What you are asked to do
Among the lines below, count those containing the word "Kong". Give the number only.

Data shown
____________
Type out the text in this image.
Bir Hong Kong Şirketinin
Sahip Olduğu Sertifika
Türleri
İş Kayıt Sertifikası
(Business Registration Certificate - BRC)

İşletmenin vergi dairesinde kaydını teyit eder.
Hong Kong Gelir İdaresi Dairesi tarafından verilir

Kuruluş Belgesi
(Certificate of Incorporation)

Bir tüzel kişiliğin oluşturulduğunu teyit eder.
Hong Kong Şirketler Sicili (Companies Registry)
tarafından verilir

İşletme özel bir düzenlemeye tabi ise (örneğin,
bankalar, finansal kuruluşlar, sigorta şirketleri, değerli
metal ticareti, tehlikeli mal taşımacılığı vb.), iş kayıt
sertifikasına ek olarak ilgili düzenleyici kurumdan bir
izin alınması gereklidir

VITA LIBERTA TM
____________
Exercise answer
3